> What to work on
Render every line of the items below as a JSON array of strings, one string per line, with blank lines omitted.

> Given data
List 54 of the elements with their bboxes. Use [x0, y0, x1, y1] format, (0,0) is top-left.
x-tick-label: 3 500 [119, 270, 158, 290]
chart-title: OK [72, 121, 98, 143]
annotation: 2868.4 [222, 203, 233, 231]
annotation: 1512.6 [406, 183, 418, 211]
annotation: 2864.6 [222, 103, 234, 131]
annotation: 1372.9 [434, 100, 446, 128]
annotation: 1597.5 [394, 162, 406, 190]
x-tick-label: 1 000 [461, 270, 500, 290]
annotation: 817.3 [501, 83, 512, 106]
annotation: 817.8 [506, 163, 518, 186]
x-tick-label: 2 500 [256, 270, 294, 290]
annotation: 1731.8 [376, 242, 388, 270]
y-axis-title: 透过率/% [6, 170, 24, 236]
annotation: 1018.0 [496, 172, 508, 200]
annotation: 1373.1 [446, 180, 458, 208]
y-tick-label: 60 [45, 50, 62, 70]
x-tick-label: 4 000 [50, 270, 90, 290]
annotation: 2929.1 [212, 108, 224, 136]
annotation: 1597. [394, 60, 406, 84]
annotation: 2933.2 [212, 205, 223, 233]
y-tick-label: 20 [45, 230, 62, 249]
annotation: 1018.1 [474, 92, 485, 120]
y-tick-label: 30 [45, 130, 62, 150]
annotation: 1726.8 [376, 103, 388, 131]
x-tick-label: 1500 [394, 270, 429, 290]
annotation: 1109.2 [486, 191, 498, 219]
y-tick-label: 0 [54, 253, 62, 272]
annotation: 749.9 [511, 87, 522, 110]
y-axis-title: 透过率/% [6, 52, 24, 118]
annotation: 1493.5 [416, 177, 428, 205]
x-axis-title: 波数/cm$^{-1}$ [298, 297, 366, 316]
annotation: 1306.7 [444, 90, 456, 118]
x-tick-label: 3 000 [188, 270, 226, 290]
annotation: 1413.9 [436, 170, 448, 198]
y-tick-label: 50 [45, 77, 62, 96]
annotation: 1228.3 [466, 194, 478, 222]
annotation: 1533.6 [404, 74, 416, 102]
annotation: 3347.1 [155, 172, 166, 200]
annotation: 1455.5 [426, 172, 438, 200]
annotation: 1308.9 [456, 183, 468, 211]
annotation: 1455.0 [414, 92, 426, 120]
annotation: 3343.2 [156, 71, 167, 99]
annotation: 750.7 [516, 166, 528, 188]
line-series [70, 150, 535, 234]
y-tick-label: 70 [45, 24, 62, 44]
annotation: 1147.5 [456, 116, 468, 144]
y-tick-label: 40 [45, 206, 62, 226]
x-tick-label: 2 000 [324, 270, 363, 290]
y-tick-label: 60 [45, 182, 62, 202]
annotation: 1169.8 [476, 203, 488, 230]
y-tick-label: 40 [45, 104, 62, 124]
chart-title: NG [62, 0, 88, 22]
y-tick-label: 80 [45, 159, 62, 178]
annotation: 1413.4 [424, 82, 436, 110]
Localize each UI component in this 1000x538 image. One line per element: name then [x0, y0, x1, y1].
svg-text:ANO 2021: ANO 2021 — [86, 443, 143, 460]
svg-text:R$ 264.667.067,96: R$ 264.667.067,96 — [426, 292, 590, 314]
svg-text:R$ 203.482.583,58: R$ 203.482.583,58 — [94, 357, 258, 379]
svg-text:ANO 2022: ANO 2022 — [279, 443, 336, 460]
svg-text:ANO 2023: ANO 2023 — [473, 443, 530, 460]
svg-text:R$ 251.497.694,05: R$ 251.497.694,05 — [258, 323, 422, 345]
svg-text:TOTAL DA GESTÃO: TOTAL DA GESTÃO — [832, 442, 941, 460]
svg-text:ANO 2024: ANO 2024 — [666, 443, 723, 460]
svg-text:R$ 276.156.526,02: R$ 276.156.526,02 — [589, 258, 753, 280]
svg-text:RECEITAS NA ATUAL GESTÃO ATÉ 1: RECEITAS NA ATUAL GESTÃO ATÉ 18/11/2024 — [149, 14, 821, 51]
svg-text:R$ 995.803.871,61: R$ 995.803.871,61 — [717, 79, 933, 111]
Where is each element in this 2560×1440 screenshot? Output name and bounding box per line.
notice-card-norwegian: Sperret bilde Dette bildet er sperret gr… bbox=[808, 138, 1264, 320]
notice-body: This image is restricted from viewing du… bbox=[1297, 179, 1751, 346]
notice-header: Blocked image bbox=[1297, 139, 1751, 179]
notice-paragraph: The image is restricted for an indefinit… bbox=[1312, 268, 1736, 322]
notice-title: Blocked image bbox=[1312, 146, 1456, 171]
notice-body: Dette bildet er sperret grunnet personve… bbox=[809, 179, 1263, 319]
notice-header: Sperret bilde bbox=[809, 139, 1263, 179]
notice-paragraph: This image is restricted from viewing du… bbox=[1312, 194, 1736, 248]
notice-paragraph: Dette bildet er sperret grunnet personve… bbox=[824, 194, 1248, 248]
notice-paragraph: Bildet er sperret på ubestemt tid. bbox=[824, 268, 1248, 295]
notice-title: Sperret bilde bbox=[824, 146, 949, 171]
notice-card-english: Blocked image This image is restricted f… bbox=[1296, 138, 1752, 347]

> The output
[
  "List 54 of the elements with their bboxes. Use [x0, y0, x1, y1] format, (0,0) is top-left.",
  "x-tick-label: 3 500 [119, 270, 158, 290]",
  "chart-title: OK [72, 121, 98, 143]",
  "annotation: 2868.4 [222, 203, 233, 231]",
  "annotation: 1512.6 [406, 183, 418, 211]",
  "annotation: 2864.6 [222, 103, 234, 131]",
  "annotation: 1372.9 [434, 100, 446, 128]",
  "annotation: 1597.5 [394, 162, 406, 190]",
  "x-tick-label: 1 000 [461, 270, 500, 290]",
  "annotation: 817.3 [501, 83, 512, 106]",
  "annotation: 817.8 [506, 163, 518, 186]",
  "x-tick-label: 2 500 [256, 270, 294, 290]",
  "annotation: 1731.8 [376, 242, 388, 270]",
  "y-axis-title: 透过率/% [6, 170, 24, 236]",
  "annotation: 1018.0 [496, 172, 508, 200]",
  "annotation: 1373.1 [446, 180, 458, 208]",
  "y-tick-label: 60 [45, 50, 62, 70]",
  "x-tick-label: 4 000 [50, 270, 90, 290]",
  "annotation: 2929.1 [212, 108, 224, 136]",
  "annotation: 1597. [394, 60, 406, 84]",
  "annotation: 2933.2 [212, 205, 223, 233]",
  "y-tick-label: 20 [45, 230, 62, 249]",
  "annotation: 1018.1 [474, 92, 485, 120]",
  "y-tick-label: 30 [45, 130, 62, 150]",
  "annotation: 1726.8 [376, 103, 388, 131]",
  "x-tick-label: 1500 [394, 270, 429, 290]",
  "annotation: 1109.2 [486, 191, 498, 219]",
  "y-tick-label: 0 [54, 253, 62, 272]",
  "annotation: 749.9 [511, 87, 522, 110]",
  "y-axis-title: 透过率/% [6, 52, 24, 118]",
  "annotation: 1493.5 [416, 177, 428, 205]",
  "x-axis-title: 波数/cm$^{-1}$ [298, 297, 366, 316]",
  "annotation: 1306.7 [444, 90, 456, 118]",
  "x-tick-label: 3 000 [188, 270, 226, 290]",
  "annotation: 1413.9 [436, 170, 448, 198]",
  "y-tick-label: 50 [45, 77, 62, 96]",
  "annotation: 1228.3 [466, 194, 478, 222]",
  "annotation: 1533.6 [404, 74, 416, 102]",
  "annotation: 3347.1 [155, 172, 166, 200]",
  "annotation: 1455.5 [426, 172, 438, 200]",
  "annotation: 1308.9 [456, 183, 468, 211]",
  "annotation: 1455.0 [414, 92, 426, 120]",
  "annotation: 3343.2 [156, 71, 167, 99]",
  "annotation: 750.7 [516, 166, 528, 188]",
  "line-series [70, 150, 535, 234]",
  "y-tick-label: 70 [45, 24, 62, 44]",
  "annotation: 1147.5 [456, 116, 468, 144]",
  "y-tick-label: 40 [45, 206, 62, 226]",
  "x-tick-label: 2 000 [324, 270, 363, 290]",
  "y-tick-label: 60 [45, 182, 62, 202]",
  "annotation: 1169.8 [476, 203, 488, 230]",
  "y-tick-label: 40 [45, 104, 62, 124]",
  "chart-title: NG [62, 0, 88, 22]",
  "y-tick-label: 80 [45, 159, 62, 178]",
  "annotation: 1413.4 [424, 82, 436, 110]",
  "Localize each UI component in this 1000x538 image. One line per element: name then [x0, y0, x1, y1].",
  "svg-text:ANO 2021: ANO 2021 — [86, 443, 143, 460]",
  "svg-text:R$ 264.667.067,96: R$ 264.667.067,96 — [426, 292, 590, 314]",
  "svg-text:R$ 203.482.583,58: R$ 203.482.583,58 — [94, 357, 258, 379]",
  "svg-text:ANO 2022: ANO 2022 — [279, 443, 336, 460]",
  "svg-text:ANO 2023: ANO 2023 — [473, 443, 530, 460]",
  "svg-text:R$ 251.497.694,05: R$ 251.497.694,05 — [258, 323, 422, 345]",
  "svg-text:TOTAL DA GESTÃO: TOTAL DA GESTÃO — [832, 442, 941, 460]",
  "svg-text:ANO 2024: ANO 2024 — [666, 443, 723, 460]",
  "svg-text:R$ 276.156.526,02: R$ 276.156.526,02 — [589, 258, 753, 280]",
  "svg-text:RECEITAS NA ATUAL GESTÃO ATÉ 1: RECEITAS NA ATUAL GESTÃO ATÉ 18/11/2024 — [149, 14, 821, 51]",
  "svg-text:R$ 995.803.871,61: R$ 995.803.871,61 — [717, 79, 933, 111]",
  "Where is each element in this 2560×1440 screenshot? Output name and bounding box per line.",
  "notice-card-norwegian: Sperret bilde Dette bildet er sperret gr… bbox=[808, 138, 1264, 320]",
  "notice-body: This image is restricted from viewing du… bbox=[1297, 179, 1751, 346]",
  "notice-header: Blocked image bbox=[1297, 139, 1751, 179]",
  "notice-paragraph: The image is restricted for an indefinit… bbox=[1312, 268, 1736, 322]",
  "notice-title: Blocked image bbox=[1312, 146, 1456, 171]",
  "notice-body: Dette bildet er sperret grunnet personve… bbox=[809, 179, 1263, 319]",
  "notice-header: Sperret bilde bbox=[809, 139, 1263, 179]",
  "notice-paragraph: This image is restricted from viewing du… bbox=[1312, 194, 1736, 248]",
  "notice-paragraph: Dette bildet er sperret grunnet personve… bbox=[824, 194, 1248, 248]",
  "notice-paragraph: Bildet er sperret på ubestemt tid. bbox=[824, 268, 1248, 295]",
  "notice-title: Sperret bilde bbox=[824, 146, 949, 171]",
  "notice-card-english: Blocked image This image is restricted f… bbox=[1296, 138, 1752, 347]"
]